[Records from a data collection]

┄┄┄┄┄┄┄┄┄┄┄┄┄┄┄┄┄┄┄┄

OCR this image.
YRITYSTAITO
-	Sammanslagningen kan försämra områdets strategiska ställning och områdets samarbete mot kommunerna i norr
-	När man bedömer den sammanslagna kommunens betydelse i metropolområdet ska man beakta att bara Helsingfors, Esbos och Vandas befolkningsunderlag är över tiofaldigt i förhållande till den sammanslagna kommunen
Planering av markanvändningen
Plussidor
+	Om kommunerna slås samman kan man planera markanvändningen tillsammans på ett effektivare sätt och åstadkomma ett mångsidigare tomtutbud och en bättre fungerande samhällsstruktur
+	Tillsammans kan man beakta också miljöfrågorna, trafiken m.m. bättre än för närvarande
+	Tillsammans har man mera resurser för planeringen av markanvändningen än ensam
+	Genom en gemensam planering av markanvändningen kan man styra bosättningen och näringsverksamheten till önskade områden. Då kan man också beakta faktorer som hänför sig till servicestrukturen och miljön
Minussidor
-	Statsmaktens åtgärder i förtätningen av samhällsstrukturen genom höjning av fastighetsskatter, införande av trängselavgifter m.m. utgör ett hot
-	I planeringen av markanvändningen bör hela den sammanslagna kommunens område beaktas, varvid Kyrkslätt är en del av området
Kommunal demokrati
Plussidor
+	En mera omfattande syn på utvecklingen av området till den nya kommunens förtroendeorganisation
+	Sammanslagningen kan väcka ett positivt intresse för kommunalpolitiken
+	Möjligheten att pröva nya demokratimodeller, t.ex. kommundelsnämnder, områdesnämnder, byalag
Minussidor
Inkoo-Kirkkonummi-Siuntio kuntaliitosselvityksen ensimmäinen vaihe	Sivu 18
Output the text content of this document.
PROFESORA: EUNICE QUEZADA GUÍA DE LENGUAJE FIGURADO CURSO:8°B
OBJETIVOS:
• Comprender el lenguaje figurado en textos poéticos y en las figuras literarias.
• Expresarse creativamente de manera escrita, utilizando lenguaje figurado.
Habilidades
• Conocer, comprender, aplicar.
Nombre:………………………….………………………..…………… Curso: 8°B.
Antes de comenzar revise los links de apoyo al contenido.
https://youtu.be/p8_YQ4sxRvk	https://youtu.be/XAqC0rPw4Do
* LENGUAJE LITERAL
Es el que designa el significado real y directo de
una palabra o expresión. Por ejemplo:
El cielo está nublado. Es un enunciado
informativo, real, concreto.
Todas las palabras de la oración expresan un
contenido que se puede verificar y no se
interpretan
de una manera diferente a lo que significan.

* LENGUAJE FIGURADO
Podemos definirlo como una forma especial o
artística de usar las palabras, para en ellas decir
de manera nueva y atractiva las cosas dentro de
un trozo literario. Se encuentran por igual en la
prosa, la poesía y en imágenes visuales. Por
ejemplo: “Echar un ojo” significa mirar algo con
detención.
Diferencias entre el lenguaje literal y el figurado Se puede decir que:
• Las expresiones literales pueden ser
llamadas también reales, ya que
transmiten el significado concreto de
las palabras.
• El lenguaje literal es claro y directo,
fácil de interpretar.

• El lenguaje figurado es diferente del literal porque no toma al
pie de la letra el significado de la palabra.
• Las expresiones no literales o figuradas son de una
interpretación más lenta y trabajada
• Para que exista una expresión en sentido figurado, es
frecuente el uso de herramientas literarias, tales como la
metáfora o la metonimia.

┄┄┄┄┄┄┄┄┄┄┄┄┄┄┄┄┄┄┄┄

**REQUIRED WORK**
Reproduce every line of the data without changing a word.

**OUTPUT OF THE TASK**
OCR this image.
YRITYSTAITO
-	Sammanslagningen kan försämra områdets strategiska ställning och områdets samarbete mot kommunerna i norr
-	När man bedömer den sammanslagna kommunens betydelse i metropolområdet ska man beakta att bara Helsingfors, Esbos och Vandas befolkningsunderlag är över tiofaldigt i förhållande till den sammanslagna kommunen
Planering av markanvändningen
Plussidor
+	Om kommunerna slås samman kan man planera markanvändningen tillsammans på ett effektivare sätt och åstadkomma ett mångsidigare tomtutbud och en bättre fungerande samhällsstruktur
+	Tillsammans kan man beakta också miljöfrågorna, trafiken m.m. bättre än för närvarande
+	Tillsammans har man mera resurser för planeringen av markanvändningen än ensam
+	Genom en gemensam planering av markanvändningen kan man styra bosättningen och näringsverksamheten till önskade områden. Då kan man också beakta faktorer som hänför sig till servicestrukturen och miljön
Minussidor
-	Statsmaktens åtgärder i förtätningen av samhällsstrukturen genom höjning av fastighetsskatter, införande av trängselavgifter m.m. utgör ett hot
-	I planeringen av markanvändningen bör hela den sammanslagna kommunens område beaktas, varvid Kyrkslätt är en del av området
Kommunal demokrati
Plussidor
+	En mera omfattande syn på utvecklingen av området till den nya kommunens förtroendeorganisation
+	Sammanslagningen kan väcka ett positivt intresse för kommunalpolitiken
+	Möjligheten att pröva nya demokratimodeller, t.ex. kommundelsnämnder, områdesnämnder, byalag
Minussidor
Inkoo-Kirkkonummi-Siuntio kuntaliitosselvityksen ensimmäinen vaihe	Sivu 18
Output the text content of this document.
PROFESORA: EUNICE QUEZADA GUÍA DE LENGUAJE FIGURADO CURSO:8°B
OBJETIVOS:
• Comprender el lenguaje figurado en textos poéticos y en las figuras literarias.
• Expresarse creativamente de manera escrita, utilizando lenguaje figurado.
Habilidades
• Conocer, comprender, aplicar.
Nombre:………………………….………………………..…………… Curso: 8°B.
Antes de comenzar revise los links de apoyo al contenido.
https://youtu.be/p8_YQ4sxRvk	https://youtu.be/XAqC0rPw4Do
* LENGUAJE LITERAL
Es el que designa el significado real y directo de
una palabra o expresión. Por ejemplo:
El cielo está nublado. Es un enunciado
informativo, real, concreto.
Todas las palabras de la oración expresan un
contenido que se puede verificar y no se
interpretan
de una manera diferente a lo que significan.

* LENGUAJE FIGURADO
Podemos definirlo como una forma especial o
artística de usar las palabras, para en ellas decir
de manera nueva y atractiva las cosas dentro de
un trozo literario. Se encuentran por igual en la
prosa, la poesía y en imágenes visuales. Por
ejemplo: “Echar un ojo” significa mirar algo con
detención.
Diferencias entre el lenguaje literal y el figurado Se puede decir que:
• Las expresiones literales pueden ser
llamadas también reales, ya que
transmiten el significado concreto de
las palabras.
• El lenguaje literal es claro y directo,
fácil de interpretar.

• El lenguaje figurado es diferente del literal porque no toma al
pie de la letra el significado de la palabra.
• Las expresiones no literales o figuradas son de una
interpretación más lenta y trabajada
• Para que exista una expresión en sentido figurado, es
frecuente el uso de herramientas literarias, tales como la
metáfora o la metonimia.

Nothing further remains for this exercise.